DO THIS: Track down each line that has the word "sick" and copy it.

— START —

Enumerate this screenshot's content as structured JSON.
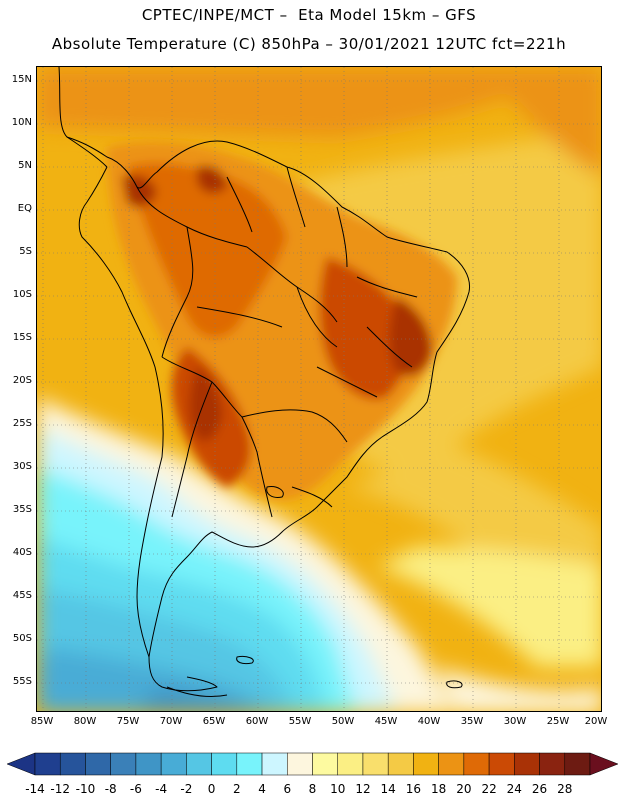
{
  "header": {
    "line1": "CPTEC/INPE/MCT –  Eta Model 15km – GFS",
    "line2": "Absolute Temperature (C) 850hPa – 30/01/2021 12UTC fct=221h"
  },
  "map": {
    "lat_labels": [
      "15N",
      "10N",
      "5N",
      "EQ",
      "5S",
      "10S",
      "15S",
      "20S",
      "25S",
      "30S",
      "35S",
      "40S",
      "45S",
      "50S",
      "55S"
    ],
    "lon_labels": [
      "85W",
      "80W",
      "75W",
      "70W",
      "65W",
      "60W",
      "55W",
      "50W",
      "45W",
      "40W",
      "35W",
      "30W",
      "25W",
      "20W"
    ]
  },
  "colorbar": {
    "labels": [
      "-14",
      "-12",
      "-10",
      "-8",
      "-6",
      "-4",
      "-2",
      "0",
      "2",
      "4",
      "6",
      "8",
      "10",
      "12",
      "14",
      "16",
      "18",
      "20",
      "22",
      "24",
      "26",
      "28"
    ],
    "colors": [
      "#1f3f8f",
      "#26549b",
      "#2f68a8",
      "#3a80b8",
      "#3f95c6",
      "#48acd6",
      "#55c6e4",
      "#5edcf0",
      "#78f3fb",
      "#cdf6ff",
      "#fdf6de",
      "#fdfaa0",
      "#fbef84",
      "#f9df6c",
      "#f4ca45",
      "#f1b212",
      "#ec9314",
      "#df6a06",
      "#cb4a05",
      "#a93206",
      "#8a2310",
      "#6d1b12"
    ],
    "under_color": "#1c3485",
    "over_color": "#6a0f1e"
  }
}
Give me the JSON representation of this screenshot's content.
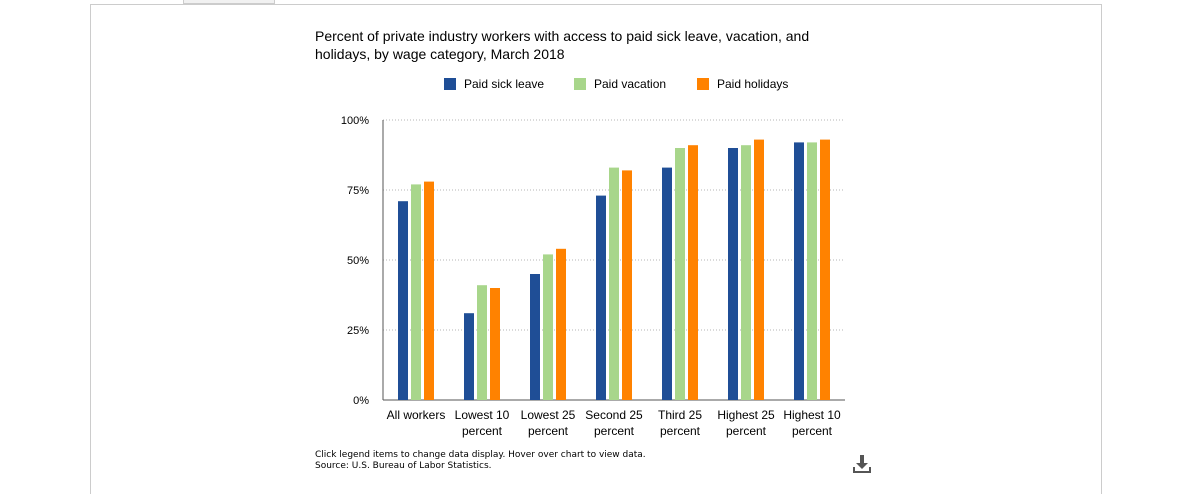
{
  "chart_data": {
    "type": "bar",
    "title": "Percent of private industry workers with access to paid sick leave, vacation, and holidays, by wage category, March 2018",
    "categories": [
      "All workers",
      "Lowest 10 percent",
      "Lowest 25 percent",
      "Second 25 percent",
      "Third 25 percent",
      "Highest 25 percent",
      "Highest 10 percent"
    ],
    "category_lines": [
      [
        "All workers"
      ],
      [
        "Lowest 10",
        "percent"
      ],
      [
        "Lowest 25",
        "percent"
      ],
      [
        "Second 25",
        "percent"
      ],
      [
        "Third 25",
        "percent"
      ],
      [
        "Highest 25",
        "percent"
      ],
      [
        "Highest 10",
        "percent"
      ]
    ],
    "series": [
      {
        "name": "Paid sick leave",
        "color": "#1f4e96",
        "values": [
          71,
          31,
          45,
          73,
          83,
          90,
          92
        ]
      },
      {
        "name": "Paid vacation",
        "color": "#a8d68b",
        "values": [
          77,
          41,
          52,
          83,
          90,
          91,
          92
        ]
      },
      {
        "name": "Paid holidays",
        "color": "#ff8200",
        "values": [
          78,
          40,
          54,
          82,
          91,
          93,
          93
        ]
      }
    ],
    "ylim": [
      0,
      100
    ],
    "yticks": [
      0,
      25,
      50,
      75,
      100
    ],
    "ytick_labels": [
      "0%",
      "25%",
      "50%",
      "75%",
      "100%"
    ],
    "xlabel": "",
    "ylabel": "",
    "grid": true,
    "legend_position": "top"
  },
  "footnote": {
    "line1": "Click legend items to change data display. Hover over chart to view data.",
    "line2": "Source: U.S. Bureau of Labor Statistics."
  },
  "download_icon": "download-icon"
}
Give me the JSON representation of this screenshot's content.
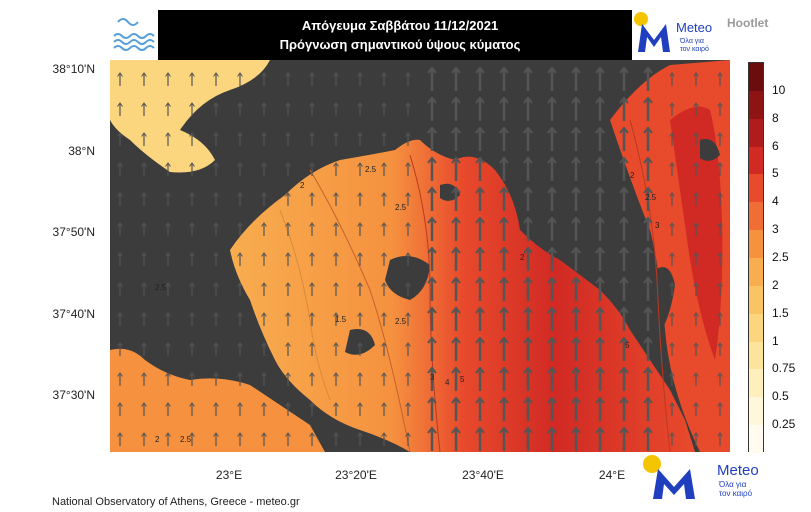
{
  "header": {
    "title_line1": "Απόγευμα Σαββάτου 11/12/2021",
    "title_line2": "Πρόγνωση σημαντικού ύψους κύματος"
  },
  "brand": {
    "name": "Meteo",
    "tagline_line1": "Όλα για",
    "tagline_line2": "τον καιρό",
    "hootlet": "Hootlet",
    "colors": {
      "blue": "#1f3fbf",
      "yellow": "#f5c400"
    }
  },
  "axes": {
    "lat_labels": [
      "38°10'N",
      "38°N",
      "37°50'N",
      "37°40'N",
      "37°30'N"
    ],
    "lon_labels": [
      "23°E",
      "23°20'E",
      "23°40'E",
      "24°E"
    ]
  },
  "colorbar": {
    "labels": [
      "10",
      "8",
      "6",
      "5",
      "4",
      "3",
      "2.5",
      "2",
      "1.5",
      "1",
      "0.75",
      "0.5",
      "0.25"
    ],
    "colors": [
      "#6b0d0d",
      "#8e1414",
      "#b01c1c",
      "#d12a24",
      "#e84a2c",
      "#f06e35",
      "#f5913f",
      "#f8ad4f",
      "#fac465",
      "#fbd67f",
      "#fde49c",
      "#feefbd",
      "#fff7dc",
      "#fffbee"
    ]
  },
  "map": {
    "contour_labels": [
      "2.5",
      "2",
      "2.5",
      "1.5",
      "2.5",
      "2",
      "2.5",
      "3",
      "4",
      "5",
      "5",
      "2",
      "2.5",
      "3",
      "2",
      "2.5"
    ],
    "colors": {
      "land": "#3c3c3c",
      "arrow": "#555555"
    }
  },
  "footer": {
    "credit": "National Observatory of Athens, Greece - meteo.gr"
  }
}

— END —

EXERCISE RESULT:
    "title": "Percent of private industry workers with access to paid sick leave, vacation, and holidays, by wage category, March 2018",
        "name": "Paid sick leave",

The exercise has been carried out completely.